Dataset rows:
>> BEGIN
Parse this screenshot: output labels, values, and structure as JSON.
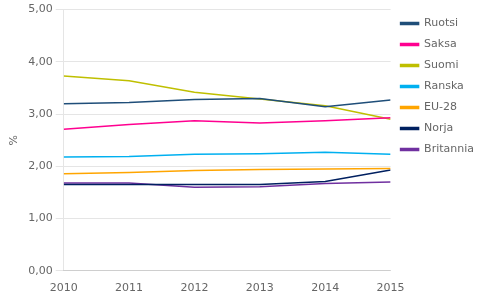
{
  "chart_data": {
    "type": "line",
    "ylabel": "%",
    "x": [
      2010,
      2011,
      2012,
      2013,
      2014,
      2015
    ],
    "series": [
      {
        "name": "Ruotsi",
        "color": "#1F4E79",
        "values": [
          3.2,
          3.22,
          3.28,
          3.3,
          3.14,
          3.27
        ]
      },
      {
        "name": "Saksa",
        "color": "#FF0090",
        "values": [
          2.71,
          2.8,
          2.87,
          2.83,
          2.87,
          2.93
        ]
      },
      {
        "name": "Suomi",
        "color": "#BFBF00",
        "values": [
          3.73,
          3.64,
          3.42,
          3.29,
          3.16,
          2.9
        ]
      },
      {
        "name": "Ranska",
        "color": "#00B0F0",
        "values": [
          2.18,
          2.19,
          2.23,
          2.24,
          2.27,
          2.23
        ]
      },
      {
        "name": "EU-28",
        "color": "#FFA500",
        "values": [
          1.86,
          1.88,
          1.92,
          1.94,
          1.95,
          1.96
        ]
      },
      {
        "name": "Norja",
        "color": "#002060",
        "values": [
          1.65,
          1.65,
          1.65,
          1.65,
          1.71,
          1.93
        ]
      },
      {
        "name": "Britannia",
        "color": "#7030A0",
        "values": [
          1.68,
          1.68,
          1.6,
          1.61,
          1.67,
          1.7
        ]
      }
    ],
    "xlim": [
      2010,
      2015
    ],
    "xticks": [
      2010,
      2011,
      2012,
      2013,
      2014,
      2015
    ],
    "ylim": [
      0.0,
      5.0
    ],
    "yticks": [
      {
        "value": 0.0,
        "label": "0,00"
      },
      {
        "value": 1.0,
        "label": "1,00"
      },
      {
        "value": 2.0,
        "label": "2,00"
      },
      {
        "value": 3.0,
        "label": "3,00"
      },
      {
        "value": 4.0,
        "label": "4,00"
      },
      {
        "value": 5.0,
        "label": "5,00"
      }
    ],
    "grid": "y",
    "legend": "right"
  }
}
>> END
▸ EXERCISE DIRECTIONS:
Without including any pictures, print each record exactly.

▸ ANSWER:
Parse this screenshot: output labels, values, and structure as JSON.
{
  "chart_data": {
    "type": "line",
    "ylabel": "%",
    "x": [
      2010,
      2011,
      2012,
      2013,
      2014,
      2015
    ],
    "series": [
      {
        "name": "Ruotsi",
        "color": "#1F4E79",
        "values": [
          3.2,
          3.22,
          3.28,
          3.3,
          3.14,
          3.27
        ]
      },
      {
        "name": "Saksa",
        "color": "#FF0090",
        "values": [
          2.71,
          2.8,
          2.87,
          2.83,
          2.87,
          2.93
        ]
      },
      {
        "name": "Suomi",
        "color": "#BFBF00",
        "values": [
          3.73,
          3.64,
          3.42,
          3.29,
          3.16,
          2.9
        ]
      },
      {
        "name": "Ranska",
        "color": "#00B0F0",
        "values": [
          2.18,
          2.19,
          2.23,
          2.24,
          2.27,
          2.23
        ]
      },
      {
        "name": "EU-28",
        "color": "#FFA500",
        "values": [
          1.86,
          1.88,
          1.92,
          1.94,
          1.95,
          1.96
        ]
      },
      {
        "name": "Norja",
        "color": "#002060",
        "values": [
          1.65,
          1.65,
          1.65,
          1.65,
          1.71,
          1.93
        ]
      },
      {
        "name": "Britannia",
        "color": "#7030A0",
        "values": [
          1.68,
          1.68,
          1.6,
          1.61,
          1.67,
          1.7
        ]
      }
    ],
    "xlim": [
      2010,
      2015
    ],
    "xticks": [
      2010,
      2011,
      2012,
      2013,
      2014,
      2015
    ],
    "ylim": [
      0.0,
      5.0
    ],
    "yticks": [
      {
        "value": 0.0,
        "label": "0,00"
      },
      {
        "value": 1.0,
        "label": "1,00"
      },
      {
        "value": 2.0,
        "label": "2,00"
      },
      {
        "value": 3.0,
        "label": "3,00"
      },
      {
        "value": 4.0,
        "label": "4,00"
      },
      {
        "value": 5.0,
        "label": "5,00"
      }
    ],
    "grid": "y",
    "legend": "right"
  }
}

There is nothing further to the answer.